Your goal = Retype the whole listing below, character for character.

Provided material =

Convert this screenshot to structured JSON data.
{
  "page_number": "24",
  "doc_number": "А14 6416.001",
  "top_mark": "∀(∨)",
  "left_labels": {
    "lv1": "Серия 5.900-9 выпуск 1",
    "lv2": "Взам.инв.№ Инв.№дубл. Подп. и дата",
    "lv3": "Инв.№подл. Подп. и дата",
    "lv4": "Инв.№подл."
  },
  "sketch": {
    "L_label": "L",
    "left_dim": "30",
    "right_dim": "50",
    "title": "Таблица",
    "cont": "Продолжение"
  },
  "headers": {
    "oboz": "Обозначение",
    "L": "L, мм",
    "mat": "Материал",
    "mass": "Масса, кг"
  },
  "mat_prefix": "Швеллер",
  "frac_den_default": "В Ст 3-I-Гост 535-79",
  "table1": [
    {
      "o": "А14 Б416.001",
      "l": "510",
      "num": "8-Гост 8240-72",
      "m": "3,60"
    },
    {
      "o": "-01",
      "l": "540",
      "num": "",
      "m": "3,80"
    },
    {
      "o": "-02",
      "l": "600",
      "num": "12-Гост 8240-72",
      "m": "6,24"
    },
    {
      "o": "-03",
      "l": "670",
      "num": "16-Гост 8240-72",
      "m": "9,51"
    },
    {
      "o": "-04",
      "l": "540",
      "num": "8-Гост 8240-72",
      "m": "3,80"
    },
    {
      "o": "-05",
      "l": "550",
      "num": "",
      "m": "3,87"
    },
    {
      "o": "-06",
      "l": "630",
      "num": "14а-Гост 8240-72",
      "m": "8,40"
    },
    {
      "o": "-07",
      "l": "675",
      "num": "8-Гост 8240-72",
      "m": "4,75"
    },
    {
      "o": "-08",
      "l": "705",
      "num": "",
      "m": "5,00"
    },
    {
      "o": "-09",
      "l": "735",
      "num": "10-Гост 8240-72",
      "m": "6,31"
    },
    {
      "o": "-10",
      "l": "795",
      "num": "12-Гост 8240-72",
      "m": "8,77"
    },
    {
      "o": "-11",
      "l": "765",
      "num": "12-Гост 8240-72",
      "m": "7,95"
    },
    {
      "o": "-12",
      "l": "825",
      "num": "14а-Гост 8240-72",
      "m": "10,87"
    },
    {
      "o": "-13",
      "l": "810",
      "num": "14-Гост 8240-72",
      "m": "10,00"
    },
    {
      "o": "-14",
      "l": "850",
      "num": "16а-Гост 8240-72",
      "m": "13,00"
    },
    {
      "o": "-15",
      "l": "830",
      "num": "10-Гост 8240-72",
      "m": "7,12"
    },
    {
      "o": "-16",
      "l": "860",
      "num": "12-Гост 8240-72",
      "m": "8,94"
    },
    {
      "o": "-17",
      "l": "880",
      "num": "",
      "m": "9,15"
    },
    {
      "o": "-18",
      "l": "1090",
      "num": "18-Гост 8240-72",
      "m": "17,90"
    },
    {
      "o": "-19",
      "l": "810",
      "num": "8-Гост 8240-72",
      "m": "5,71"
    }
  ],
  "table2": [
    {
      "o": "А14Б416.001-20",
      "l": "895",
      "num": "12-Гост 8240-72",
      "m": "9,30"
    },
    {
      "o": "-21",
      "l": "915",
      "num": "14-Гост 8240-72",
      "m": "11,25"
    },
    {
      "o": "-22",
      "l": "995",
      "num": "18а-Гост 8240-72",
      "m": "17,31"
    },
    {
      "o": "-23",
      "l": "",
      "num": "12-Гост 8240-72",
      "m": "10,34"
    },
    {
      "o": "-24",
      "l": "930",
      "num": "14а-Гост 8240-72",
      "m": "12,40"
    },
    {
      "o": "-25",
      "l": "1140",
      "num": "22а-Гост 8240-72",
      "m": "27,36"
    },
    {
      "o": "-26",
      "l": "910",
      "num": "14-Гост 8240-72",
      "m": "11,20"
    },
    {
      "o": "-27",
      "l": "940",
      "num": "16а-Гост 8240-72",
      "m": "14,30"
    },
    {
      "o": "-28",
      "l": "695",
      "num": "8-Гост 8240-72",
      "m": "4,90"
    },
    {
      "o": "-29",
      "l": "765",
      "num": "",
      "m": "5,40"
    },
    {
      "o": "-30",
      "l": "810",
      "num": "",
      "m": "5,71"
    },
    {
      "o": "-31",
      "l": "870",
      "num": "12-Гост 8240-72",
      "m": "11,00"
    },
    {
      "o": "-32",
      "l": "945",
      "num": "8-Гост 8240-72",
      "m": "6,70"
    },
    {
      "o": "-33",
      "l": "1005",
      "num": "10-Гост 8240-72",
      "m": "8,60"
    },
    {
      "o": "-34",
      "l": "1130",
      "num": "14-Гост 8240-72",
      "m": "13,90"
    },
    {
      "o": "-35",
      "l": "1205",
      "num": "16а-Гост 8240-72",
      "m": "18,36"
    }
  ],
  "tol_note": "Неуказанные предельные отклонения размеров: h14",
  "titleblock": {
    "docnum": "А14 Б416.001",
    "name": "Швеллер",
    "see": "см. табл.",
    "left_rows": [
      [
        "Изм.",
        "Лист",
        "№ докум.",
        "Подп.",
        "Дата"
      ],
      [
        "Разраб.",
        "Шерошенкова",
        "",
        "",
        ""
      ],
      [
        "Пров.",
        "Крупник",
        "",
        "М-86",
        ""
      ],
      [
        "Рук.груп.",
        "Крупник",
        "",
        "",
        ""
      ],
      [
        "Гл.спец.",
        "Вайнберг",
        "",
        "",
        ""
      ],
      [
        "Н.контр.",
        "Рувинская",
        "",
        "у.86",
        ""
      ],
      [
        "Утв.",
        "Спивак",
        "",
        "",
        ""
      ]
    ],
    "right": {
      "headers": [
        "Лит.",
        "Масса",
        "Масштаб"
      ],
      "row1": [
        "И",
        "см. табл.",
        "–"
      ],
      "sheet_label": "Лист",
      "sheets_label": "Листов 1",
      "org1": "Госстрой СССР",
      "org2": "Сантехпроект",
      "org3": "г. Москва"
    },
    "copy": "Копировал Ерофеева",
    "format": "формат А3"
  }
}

The reply =
Convert this screenshot to structured JSON data.
{
  "page_number": "24",
  "doc_number": "А14 6416.001",
  "top_mark": "∀(∨)",
  "left_labels": {
    "lv1": "Серия 5.900-9 выпуск 1",
    "lv2": "Взам.инв.№ Инв.№дубл. Подп. и дата",
    "lv3": "Инв.№подл. Подп. и дата",
    "lv4": "Инв.№подл."
  },
  "sketch": {
    "L_label": "L",
    "left_dim": "30",
    "right_dim": "50",
    "title": "Таблица",
    "cont": "Продолжение"
  },
  "headers": {
    "oboz": "Обозначение",
    "L": "L, мм",
    "mat": "Материал",
    "mass": "Масса, кг"
  },
  "mat_prefix": "Швеллер",
  "frac_den_default": "В Ст 3-I-Гост 535-79",
  "table1": [
    {
      "o": "А14 Б416.001",
      "l": "510",
      "num": "8-Гост 8240-72",
      "m": "3,60"
    },
    {
      "o": "-01",
      "l": "540",
      "num": "",
      "m": "3,80"
    },
    {
      "o": "-02",
      "l": "600",
      "num": "12-Гост 8240-72",
      "m": "6,24"
    },
    {
      "o": "-03",
      "l": "670",
      "num": "16-Гост 8240-72",
      "m": "9,51"
    },
    {
      "o": "-04",
      "l": "540",
      "num": "8-Гост 8240-72",
      "m": "3,80"
    },
    {
      "o": "-05",
      "l": "550",
      "num": "",
      "m": "3,87"
    },
    {
      "o": "-06",
      "l": "630",
      "num": "14а-Гост 8240-72",
      "m": "8,40"
    },
    {
      "o": "-07",
      "l": "675",
      "num": "8-Гост 8240-72",
      "m": "4,75"
    },
    {
      "o": "-08",
      "l": "705",
      "num": "",
      "m": "5,00"
    },
    {
      "o": "-09",
      "l": "735",
      "num": "10-Гост 8240-72",
      "m": "6,31"
    },
    {
      "o": "-10",
      "l": "795",
      "num": "12-Гост 8240-72",
      "m": "8,77"
    },
    {
      "o": "-11",
      "l": "765",
      "num": "12-Гост 8240-72",
      "m": "7,95"
    },
    {
      "o": "-12",
      "l": "825",
      "num": "14а-Гост 8240-72",
      "m": "10,87"
    },
    {
      "o": "-13",
      "l": "810",
      "num": "14-Гост 8240-72",
      "m": "10,00"
    },
    {
      "o": "-14",
      "l": "850",
      "num": "16а-Гост 8240-72",
      "m": "13,00"
    },
    {
      "o": "-15",
      "l": "830",
      "num": "10-Гост 8240-72",
      "m": "7,12"
    },
    {
      "o": "-16",
      "l": "860",
      "num": "12-Гост 8240-72",
      "m": "8,94"
    },
    {
      "o": "-17",
      "l": "880",
      "num": "",
      "m": "9,15"
    },
    {
      "o": "-18",
      "l": "1090",
      "num": "18-Гост 8240-72",
      "m": "17,90"
    },
    {
      "o": "-19",
      "l": "810",
      "num": "8-Гост 8240-72",
      "m": "5,71"
    }
  ],
  "table2": [
    {
      "o": "А14Б416.001-20",
      "l": "895",
      "num": "12-Гост 8240-72",
      "m": "9,30"
    },
    {
      "o": "-21",
      "l": "915",
      "num": "14-Гост 8240-72",
      "m": "11,25"
    },
    {
      "o": "-22",
      "l": "995",
      "num": "18а-Гост 8240-72",
      "m": "17,31"
    },
    {
      "o": "-23",
      "l": "",
      "num": "12-Гост 8240-72",
      "m": "10,34"
    },
    {
      "o": "-24",
      "l": "930",
      "num": "14а-Гост 8240-72",
      "m": "12,40"
    },
    {
      "o": "-25",
      "l": "1140",
      "num": "22а-Гост 8240-72",
      "m": "27,36"
    },
    {
      "o": "-26",
      "l": "910",
      "num": "14-Гост 8240-72",
      "m": "11,20"
    },
    {
      "o": "-27",
      "l": "940",
      "num": "16а-Гост 8240-72",
      "m": "14,30"
    },
    {
      "o": "-28",
      "l": "695",
      "num": "8-Гост 8240-72",
      "m": "4,90"
    },
    {
      "o": "-29",
      "l": "765",
      "num": "",
      "m": "5,40"
    },
    {
      "o": "-30",
      "l": "810",
      "num": "",
      "m": "5,71"
    },
    {
      "o": "-31",
      "l": "870",
      "num": "12-Гост 8240-72",
      "m": "11,00"
    },
    {
      "o": "-32",
      "l": "945",
      "num": "8-Гост 8240-72",
      "m": "6,70"
    },
    {
      "o": "-33",
      "l": "1005",
      "num": "10-Гост 8240-72",
      "m": "8,60"
    },
    {
      "o": "-34",
      "l": "1130",
      "num": "14-Гост 8240-72",
      "m": "13,90"
    },
    {
      "o": "-35",
      "l": "1205",
      "num": "16а-Гост 8240-72",
      "m": "18,36"
    }
  ],
  "tol_note": "Неуказанные предельные отклонения размеров: h14",
  "titleblock": {
    "docnum": "А14 Б416.001",
    "name": "Швеллер",
    "see": "см. табл.",
    "left_rows": [
      [
        "Изм.",
        "Лист",
        "№ докум.",
        "Подп.",
        "Дата"
      ],
      [
        "Разраб.",
        "Шерошенкова",
        "",
        "",
        ""
      ],
      [
        "Пров.",
        "Крупник",
        "",
        "М-86",
        ""
      ],
      [
        "Рук.груп.",
        "Крупник",
        "",
        "",
        ""
      ],
      [
        "Гл.спец.",
        "Вайнберг",
        "",
        "",
        ""
      ],
      [
        "Н.контр.",
        "Рувинская",
        "",
        "у.86",
        ""
      ],
      [
        "Утв.",
        "Спивак",
        "",
        "",
        ""
      ]
    ],
    "right": {
      "headers": [
        "Лит.",
        "Масса",
        "Масштаб"
      ],
      "row1": [
        "И",
        "см. табл.",
        "–"
      ],
      "sheet_label": "Лист",
      "sheets_label": "Листов 1",
      "org1": "Госстрой СССР",
      "org2": "Сантехпроект",
      "org3": "г. Москва"
    },
    "copy": "Копировал Ерофеева",
    "format": "формат А3"
  }
}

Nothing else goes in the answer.